___ Extracted records

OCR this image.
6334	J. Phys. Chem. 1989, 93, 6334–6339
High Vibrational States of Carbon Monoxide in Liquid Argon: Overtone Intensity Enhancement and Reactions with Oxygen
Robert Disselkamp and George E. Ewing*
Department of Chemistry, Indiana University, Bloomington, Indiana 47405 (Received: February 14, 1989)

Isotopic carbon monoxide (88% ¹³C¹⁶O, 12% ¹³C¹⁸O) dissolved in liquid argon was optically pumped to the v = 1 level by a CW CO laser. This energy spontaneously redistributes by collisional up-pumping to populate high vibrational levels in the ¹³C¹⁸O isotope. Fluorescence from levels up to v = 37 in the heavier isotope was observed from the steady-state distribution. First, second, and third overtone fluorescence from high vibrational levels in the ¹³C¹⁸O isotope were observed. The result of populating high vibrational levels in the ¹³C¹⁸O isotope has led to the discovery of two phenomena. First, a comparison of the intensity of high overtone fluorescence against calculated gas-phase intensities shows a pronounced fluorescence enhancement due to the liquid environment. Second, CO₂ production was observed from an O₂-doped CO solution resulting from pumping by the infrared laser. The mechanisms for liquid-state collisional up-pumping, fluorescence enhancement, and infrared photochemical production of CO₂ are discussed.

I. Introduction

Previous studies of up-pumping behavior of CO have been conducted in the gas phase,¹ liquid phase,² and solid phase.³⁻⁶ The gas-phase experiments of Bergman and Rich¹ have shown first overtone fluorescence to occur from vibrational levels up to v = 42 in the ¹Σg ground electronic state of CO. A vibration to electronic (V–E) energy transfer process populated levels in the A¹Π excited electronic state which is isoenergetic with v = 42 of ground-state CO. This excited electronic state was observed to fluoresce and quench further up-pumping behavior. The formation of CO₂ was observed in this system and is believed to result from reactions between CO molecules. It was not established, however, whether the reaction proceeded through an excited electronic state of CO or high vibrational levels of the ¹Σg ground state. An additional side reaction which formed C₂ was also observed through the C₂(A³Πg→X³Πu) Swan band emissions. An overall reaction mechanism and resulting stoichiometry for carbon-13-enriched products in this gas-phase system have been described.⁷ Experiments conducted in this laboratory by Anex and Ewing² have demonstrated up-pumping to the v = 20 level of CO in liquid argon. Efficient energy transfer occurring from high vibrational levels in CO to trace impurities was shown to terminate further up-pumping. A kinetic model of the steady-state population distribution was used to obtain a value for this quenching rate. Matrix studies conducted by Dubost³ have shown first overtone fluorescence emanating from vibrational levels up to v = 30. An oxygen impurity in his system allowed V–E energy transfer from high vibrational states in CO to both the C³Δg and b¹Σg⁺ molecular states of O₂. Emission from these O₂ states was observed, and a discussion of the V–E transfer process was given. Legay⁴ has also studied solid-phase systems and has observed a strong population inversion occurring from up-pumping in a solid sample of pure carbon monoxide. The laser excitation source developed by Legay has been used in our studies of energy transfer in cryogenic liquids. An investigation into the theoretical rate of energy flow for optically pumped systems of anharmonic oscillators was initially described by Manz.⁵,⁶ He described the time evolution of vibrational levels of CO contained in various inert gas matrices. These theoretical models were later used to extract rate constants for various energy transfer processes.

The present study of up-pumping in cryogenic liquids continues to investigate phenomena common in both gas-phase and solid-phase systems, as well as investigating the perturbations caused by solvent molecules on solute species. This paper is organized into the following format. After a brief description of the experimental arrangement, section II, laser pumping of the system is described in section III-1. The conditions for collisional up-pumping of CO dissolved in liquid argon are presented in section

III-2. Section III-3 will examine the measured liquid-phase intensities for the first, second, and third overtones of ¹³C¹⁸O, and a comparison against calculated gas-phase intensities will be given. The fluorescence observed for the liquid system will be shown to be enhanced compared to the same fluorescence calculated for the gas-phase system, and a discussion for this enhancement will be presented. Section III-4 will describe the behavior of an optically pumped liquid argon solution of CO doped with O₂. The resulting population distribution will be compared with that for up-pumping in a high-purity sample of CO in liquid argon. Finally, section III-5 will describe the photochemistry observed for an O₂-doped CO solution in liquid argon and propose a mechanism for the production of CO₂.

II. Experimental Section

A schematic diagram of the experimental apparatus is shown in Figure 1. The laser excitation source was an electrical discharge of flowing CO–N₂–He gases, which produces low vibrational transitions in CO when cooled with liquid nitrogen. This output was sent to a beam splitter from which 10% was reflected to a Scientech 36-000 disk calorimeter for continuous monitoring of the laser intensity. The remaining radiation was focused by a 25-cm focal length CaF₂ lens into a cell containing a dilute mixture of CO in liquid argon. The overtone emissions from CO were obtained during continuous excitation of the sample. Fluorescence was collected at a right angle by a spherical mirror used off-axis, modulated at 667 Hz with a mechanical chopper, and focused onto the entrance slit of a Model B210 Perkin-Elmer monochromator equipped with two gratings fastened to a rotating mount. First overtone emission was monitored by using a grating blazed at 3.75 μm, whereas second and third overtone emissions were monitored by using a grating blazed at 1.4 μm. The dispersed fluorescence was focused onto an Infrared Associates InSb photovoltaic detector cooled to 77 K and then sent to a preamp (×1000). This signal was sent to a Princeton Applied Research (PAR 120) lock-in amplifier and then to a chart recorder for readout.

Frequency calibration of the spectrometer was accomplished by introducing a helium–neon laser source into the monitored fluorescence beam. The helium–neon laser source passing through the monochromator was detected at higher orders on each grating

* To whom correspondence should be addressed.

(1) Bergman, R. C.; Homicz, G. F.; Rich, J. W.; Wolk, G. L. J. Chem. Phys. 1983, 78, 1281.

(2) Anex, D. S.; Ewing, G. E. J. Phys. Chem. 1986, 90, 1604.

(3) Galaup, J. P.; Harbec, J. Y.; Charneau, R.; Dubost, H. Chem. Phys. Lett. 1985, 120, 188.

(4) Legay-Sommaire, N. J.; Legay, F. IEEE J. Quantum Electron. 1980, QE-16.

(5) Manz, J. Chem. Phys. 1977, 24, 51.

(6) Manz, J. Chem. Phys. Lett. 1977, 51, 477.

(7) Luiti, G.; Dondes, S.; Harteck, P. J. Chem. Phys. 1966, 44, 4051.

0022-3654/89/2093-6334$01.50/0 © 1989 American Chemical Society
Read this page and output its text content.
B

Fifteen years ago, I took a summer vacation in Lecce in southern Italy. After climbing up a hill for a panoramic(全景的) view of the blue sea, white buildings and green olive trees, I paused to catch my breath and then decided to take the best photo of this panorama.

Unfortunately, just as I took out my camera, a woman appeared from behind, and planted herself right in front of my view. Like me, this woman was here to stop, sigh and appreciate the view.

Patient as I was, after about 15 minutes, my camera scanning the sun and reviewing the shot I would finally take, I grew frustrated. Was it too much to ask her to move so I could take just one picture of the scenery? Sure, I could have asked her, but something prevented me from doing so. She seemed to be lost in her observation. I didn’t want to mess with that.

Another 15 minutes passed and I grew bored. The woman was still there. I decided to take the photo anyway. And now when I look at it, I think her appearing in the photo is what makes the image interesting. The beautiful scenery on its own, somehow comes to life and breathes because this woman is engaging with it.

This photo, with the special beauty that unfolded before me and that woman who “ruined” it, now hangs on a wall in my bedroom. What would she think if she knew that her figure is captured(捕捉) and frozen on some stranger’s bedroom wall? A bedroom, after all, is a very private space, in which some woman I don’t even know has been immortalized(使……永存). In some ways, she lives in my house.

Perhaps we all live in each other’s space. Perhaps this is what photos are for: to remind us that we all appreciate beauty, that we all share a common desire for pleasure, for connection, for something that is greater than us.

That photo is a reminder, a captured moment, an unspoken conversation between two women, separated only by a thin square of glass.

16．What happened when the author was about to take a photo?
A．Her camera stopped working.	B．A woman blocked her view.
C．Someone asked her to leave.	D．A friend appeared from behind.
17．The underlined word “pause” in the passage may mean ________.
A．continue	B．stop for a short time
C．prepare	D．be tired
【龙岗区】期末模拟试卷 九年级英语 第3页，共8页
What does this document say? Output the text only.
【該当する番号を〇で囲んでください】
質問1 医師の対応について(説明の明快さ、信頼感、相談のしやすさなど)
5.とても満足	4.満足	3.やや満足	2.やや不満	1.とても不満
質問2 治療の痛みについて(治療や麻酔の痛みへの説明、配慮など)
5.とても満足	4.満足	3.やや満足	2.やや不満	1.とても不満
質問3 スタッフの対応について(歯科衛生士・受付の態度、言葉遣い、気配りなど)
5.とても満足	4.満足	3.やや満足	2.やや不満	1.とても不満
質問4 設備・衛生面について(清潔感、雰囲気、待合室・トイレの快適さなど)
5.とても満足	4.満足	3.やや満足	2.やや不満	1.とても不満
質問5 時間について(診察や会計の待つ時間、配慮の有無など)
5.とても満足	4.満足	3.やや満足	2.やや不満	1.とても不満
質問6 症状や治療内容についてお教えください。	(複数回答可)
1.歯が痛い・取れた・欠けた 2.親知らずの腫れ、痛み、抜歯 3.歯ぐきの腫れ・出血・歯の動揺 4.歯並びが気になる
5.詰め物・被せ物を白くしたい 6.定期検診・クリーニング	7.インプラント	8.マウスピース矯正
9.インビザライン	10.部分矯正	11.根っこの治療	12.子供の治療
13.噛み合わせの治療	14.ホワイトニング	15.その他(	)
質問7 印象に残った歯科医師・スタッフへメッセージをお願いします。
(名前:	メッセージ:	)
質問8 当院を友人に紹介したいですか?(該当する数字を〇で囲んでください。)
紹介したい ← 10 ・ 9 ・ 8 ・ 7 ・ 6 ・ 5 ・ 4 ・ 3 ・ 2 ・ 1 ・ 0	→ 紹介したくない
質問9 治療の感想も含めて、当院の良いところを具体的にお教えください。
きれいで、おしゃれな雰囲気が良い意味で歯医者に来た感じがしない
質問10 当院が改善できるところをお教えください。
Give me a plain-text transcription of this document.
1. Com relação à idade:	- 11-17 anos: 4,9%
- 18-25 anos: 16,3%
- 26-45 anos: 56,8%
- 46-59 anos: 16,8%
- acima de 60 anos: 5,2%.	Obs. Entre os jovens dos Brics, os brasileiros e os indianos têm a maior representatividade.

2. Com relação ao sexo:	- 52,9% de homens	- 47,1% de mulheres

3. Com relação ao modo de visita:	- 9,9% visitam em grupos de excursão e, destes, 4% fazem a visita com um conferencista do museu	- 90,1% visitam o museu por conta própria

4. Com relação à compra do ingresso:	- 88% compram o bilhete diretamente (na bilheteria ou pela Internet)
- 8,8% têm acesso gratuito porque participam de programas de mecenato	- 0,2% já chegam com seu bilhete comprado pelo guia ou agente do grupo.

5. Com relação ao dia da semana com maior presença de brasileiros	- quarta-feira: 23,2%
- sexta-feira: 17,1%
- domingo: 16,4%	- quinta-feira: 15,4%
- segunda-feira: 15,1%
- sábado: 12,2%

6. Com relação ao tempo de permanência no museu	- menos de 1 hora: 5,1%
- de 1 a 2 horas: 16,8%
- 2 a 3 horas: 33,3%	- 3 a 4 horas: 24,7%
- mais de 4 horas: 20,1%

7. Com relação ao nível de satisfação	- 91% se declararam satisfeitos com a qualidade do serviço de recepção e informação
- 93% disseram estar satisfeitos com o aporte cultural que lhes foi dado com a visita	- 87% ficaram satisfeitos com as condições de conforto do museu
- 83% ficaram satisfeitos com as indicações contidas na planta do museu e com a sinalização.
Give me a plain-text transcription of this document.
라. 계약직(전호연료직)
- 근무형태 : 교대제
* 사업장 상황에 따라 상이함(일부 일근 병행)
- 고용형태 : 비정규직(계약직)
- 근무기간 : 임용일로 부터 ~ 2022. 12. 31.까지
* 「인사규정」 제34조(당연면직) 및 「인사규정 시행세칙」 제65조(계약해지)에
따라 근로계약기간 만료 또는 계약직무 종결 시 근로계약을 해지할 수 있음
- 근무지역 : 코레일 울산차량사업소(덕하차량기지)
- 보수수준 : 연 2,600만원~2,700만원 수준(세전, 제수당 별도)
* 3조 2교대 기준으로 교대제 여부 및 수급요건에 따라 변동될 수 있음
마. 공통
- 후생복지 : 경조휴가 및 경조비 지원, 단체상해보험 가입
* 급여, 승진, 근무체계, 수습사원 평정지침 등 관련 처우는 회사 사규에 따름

______

### Set exercise
Scan the records above for the string "appeared", then select every line that holds it.

### Correct answer
Unfortunately, just as I took out my camera, a woman appeared from behind, and planted herself right in front of my view. Like me, this woman was here to stop, sigh and appreciate the view.
C．Someone asked her to leave.	D．A friend appeared from behind.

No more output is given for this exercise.